[Lines of data]
*-*-*
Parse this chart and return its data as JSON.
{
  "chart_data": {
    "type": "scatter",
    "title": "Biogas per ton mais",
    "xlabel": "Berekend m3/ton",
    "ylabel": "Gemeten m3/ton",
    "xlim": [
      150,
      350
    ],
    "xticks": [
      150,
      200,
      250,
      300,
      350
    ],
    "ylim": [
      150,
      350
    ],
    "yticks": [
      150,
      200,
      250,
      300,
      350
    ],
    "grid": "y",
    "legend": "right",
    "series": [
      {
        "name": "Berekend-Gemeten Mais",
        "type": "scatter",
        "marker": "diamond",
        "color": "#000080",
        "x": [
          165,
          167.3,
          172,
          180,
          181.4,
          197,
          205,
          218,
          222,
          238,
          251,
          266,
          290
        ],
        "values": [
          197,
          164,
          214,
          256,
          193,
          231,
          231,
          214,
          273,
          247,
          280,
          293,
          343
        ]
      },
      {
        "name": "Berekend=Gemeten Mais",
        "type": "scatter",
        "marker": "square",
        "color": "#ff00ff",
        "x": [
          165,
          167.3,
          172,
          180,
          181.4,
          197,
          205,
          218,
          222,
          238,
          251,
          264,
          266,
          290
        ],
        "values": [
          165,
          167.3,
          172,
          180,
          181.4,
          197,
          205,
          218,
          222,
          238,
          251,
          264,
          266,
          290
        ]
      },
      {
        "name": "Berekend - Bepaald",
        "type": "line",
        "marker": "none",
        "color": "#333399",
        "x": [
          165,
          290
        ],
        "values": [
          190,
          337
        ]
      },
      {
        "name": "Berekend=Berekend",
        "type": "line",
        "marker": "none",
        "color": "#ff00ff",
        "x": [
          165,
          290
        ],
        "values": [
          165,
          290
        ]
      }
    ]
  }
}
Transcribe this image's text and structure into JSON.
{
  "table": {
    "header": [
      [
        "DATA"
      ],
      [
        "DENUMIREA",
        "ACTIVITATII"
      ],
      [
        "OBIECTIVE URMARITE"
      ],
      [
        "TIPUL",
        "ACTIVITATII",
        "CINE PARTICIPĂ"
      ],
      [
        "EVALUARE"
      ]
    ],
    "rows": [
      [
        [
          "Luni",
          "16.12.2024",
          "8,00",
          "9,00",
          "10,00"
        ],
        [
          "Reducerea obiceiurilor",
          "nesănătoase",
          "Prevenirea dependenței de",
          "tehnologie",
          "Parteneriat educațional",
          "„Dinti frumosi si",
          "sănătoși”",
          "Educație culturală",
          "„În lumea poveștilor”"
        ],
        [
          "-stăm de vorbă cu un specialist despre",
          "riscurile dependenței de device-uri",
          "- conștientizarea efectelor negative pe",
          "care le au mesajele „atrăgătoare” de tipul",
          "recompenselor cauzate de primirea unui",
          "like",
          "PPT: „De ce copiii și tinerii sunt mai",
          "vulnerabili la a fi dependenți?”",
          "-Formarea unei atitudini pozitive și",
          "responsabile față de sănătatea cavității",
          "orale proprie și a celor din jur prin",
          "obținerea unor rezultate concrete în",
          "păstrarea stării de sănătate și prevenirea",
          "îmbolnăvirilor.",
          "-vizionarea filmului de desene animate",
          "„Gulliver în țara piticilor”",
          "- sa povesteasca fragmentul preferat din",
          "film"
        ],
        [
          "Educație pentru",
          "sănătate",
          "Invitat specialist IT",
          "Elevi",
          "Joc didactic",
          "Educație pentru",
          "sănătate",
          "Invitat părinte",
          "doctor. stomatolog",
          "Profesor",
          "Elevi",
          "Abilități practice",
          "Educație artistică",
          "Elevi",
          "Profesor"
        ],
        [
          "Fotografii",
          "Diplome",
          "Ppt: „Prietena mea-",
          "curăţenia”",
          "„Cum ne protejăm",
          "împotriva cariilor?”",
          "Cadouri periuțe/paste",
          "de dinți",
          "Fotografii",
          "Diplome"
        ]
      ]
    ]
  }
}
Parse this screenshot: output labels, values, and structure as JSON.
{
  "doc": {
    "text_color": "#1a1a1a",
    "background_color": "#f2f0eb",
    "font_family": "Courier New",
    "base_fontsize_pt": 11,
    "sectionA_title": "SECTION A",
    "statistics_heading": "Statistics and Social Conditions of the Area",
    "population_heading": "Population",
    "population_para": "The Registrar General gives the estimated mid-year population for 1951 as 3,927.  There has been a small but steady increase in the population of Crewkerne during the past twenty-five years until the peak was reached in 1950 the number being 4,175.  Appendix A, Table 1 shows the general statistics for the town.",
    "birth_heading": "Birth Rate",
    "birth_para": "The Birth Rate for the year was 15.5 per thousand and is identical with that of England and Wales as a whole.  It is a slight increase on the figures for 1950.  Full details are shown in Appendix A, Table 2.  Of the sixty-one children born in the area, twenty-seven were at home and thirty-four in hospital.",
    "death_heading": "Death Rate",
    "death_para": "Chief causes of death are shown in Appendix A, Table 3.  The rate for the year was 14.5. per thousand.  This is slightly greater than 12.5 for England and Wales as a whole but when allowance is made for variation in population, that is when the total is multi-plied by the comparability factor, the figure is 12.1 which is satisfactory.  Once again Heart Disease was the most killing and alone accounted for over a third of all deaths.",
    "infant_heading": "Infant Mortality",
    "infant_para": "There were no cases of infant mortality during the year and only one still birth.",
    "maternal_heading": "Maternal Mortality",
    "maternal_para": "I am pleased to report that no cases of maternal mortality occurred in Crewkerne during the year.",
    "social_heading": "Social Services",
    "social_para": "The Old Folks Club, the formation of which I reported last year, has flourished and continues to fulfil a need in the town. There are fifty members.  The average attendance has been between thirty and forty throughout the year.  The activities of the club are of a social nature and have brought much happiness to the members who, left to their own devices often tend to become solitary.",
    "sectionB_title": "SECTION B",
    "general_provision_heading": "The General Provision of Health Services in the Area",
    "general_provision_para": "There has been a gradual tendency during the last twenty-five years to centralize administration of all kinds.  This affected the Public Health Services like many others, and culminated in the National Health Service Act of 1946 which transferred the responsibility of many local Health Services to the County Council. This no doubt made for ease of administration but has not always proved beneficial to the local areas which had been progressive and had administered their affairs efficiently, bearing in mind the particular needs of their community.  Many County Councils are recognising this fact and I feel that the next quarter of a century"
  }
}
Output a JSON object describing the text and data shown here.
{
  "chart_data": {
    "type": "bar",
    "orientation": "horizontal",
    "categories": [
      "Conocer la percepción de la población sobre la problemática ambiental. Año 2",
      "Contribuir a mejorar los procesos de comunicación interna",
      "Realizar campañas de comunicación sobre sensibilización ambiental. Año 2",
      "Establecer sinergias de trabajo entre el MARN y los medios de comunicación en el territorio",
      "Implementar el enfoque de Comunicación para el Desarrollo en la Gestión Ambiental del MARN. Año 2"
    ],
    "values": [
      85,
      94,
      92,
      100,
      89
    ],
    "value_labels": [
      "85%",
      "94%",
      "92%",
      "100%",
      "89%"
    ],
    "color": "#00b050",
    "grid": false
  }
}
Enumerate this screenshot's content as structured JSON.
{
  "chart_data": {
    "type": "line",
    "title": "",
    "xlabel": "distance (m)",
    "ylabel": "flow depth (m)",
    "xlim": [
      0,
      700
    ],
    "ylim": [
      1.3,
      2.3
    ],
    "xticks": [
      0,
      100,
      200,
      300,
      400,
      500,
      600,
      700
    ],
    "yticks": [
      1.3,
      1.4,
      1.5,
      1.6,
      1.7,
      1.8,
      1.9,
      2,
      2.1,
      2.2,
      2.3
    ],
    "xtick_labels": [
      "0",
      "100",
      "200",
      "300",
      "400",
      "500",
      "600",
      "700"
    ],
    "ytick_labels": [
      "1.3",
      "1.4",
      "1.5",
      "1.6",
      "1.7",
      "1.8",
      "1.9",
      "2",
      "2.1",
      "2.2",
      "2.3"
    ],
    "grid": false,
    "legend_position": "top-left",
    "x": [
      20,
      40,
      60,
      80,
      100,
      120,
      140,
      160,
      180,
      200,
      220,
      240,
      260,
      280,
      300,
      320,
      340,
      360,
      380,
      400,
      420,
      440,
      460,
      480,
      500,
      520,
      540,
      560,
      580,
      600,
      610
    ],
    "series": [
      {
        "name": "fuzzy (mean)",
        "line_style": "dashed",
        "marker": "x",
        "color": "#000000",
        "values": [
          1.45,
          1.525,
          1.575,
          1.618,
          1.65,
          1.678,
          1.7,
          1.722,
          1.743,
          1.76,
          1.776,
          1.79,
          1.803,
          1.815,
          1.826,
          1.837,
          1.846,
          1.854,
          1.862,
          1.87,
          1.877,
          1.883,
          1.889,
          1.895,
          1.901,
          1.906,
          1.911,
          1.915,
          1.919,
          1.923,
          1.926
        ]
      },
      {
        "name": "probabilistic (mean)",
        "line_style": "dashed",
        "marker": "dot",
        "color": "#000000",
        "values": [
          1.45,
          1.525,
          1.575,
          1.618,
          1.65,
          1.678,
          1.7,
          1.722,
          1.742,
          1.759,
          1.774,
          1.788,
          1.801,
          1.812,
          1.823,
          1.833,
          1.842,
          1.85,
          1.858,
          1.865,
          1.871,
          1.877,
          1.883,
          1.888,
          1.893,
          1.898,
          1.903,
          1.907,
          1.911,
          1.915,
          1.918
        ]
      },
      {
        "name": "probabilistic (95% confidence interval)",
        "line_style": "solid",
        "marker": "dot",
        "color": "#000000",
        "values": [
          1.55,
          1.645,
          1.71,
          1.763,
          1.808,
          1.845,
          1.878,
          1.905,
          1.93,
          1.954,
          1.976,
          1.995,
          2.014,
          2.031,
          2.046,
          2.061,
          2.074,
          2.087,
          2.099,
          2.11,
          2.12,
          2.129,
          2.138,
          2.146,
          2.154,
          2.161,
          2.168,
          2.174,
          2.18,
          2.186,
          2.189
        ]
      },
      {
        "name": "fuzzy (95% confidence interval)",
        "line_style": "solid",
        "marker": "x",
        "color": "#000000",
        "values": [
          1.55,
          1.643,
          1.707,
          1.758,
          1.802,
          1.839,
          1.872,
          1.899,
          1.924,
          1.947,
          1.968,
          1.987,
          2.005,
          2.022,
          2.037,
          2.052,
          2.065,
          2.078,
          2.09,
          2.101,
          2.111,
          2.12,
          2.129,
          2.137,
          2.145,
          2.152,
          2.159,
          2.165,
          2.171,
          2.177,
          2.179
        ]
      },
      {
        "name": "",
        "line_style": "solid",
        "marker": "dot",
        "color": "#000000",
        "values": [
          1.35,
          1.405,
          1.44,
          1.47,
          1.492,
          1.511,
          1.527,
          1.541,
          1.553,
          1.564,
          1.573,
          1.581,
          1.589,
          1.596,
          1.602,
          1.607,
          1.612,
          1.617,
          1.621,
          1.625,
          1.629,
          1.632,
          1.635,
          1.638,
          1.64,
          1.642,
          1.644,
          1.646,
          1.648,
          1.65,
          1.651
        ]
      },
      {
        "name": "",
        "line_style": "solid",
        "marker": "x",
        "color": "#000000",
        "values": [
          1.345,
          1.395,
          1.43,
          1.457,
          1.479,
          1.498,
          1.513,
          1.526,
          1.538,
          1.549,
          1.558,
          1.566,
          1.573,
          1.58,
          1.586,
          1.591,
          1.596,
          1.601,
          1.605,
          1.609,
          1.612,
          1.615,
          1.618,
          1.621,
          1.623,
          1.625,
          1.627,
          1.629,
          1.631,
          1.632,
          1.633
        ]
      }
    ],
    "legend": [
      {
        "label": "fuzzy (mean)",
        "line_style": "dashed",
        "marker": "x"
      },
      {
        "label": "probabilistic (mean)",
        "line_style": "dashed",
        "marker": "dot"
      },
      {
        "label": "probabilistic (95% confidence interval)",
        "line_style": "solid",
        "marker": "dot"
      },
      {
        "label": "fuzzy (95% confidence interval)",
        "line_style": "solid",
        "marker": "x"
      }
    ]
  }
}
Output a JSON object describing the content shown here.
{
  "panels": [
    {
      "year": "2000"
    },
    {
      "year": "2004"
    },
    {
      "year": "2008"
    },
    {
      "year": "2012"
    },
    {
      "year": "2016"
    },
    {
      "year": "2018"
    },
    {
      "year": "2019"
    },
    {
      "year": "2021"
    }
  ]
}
*-*-*
Scan the data for the word "Crewkerne" and copy every line where it shows up.

    "population_para": "The Registrar General gives the estimated mid-year population for 1951 as 3,927.  There has been a small but steady increase in the population of Crewkerne during the past twenty-five years until the peak was reached in 1950 the number being 4,175.  Appendix A, Table 1 shows the general statistics for the town.",
    "maternal_para": "I am pleased to report that no cases of maternal mortality occurred in Crewkerne during the year.",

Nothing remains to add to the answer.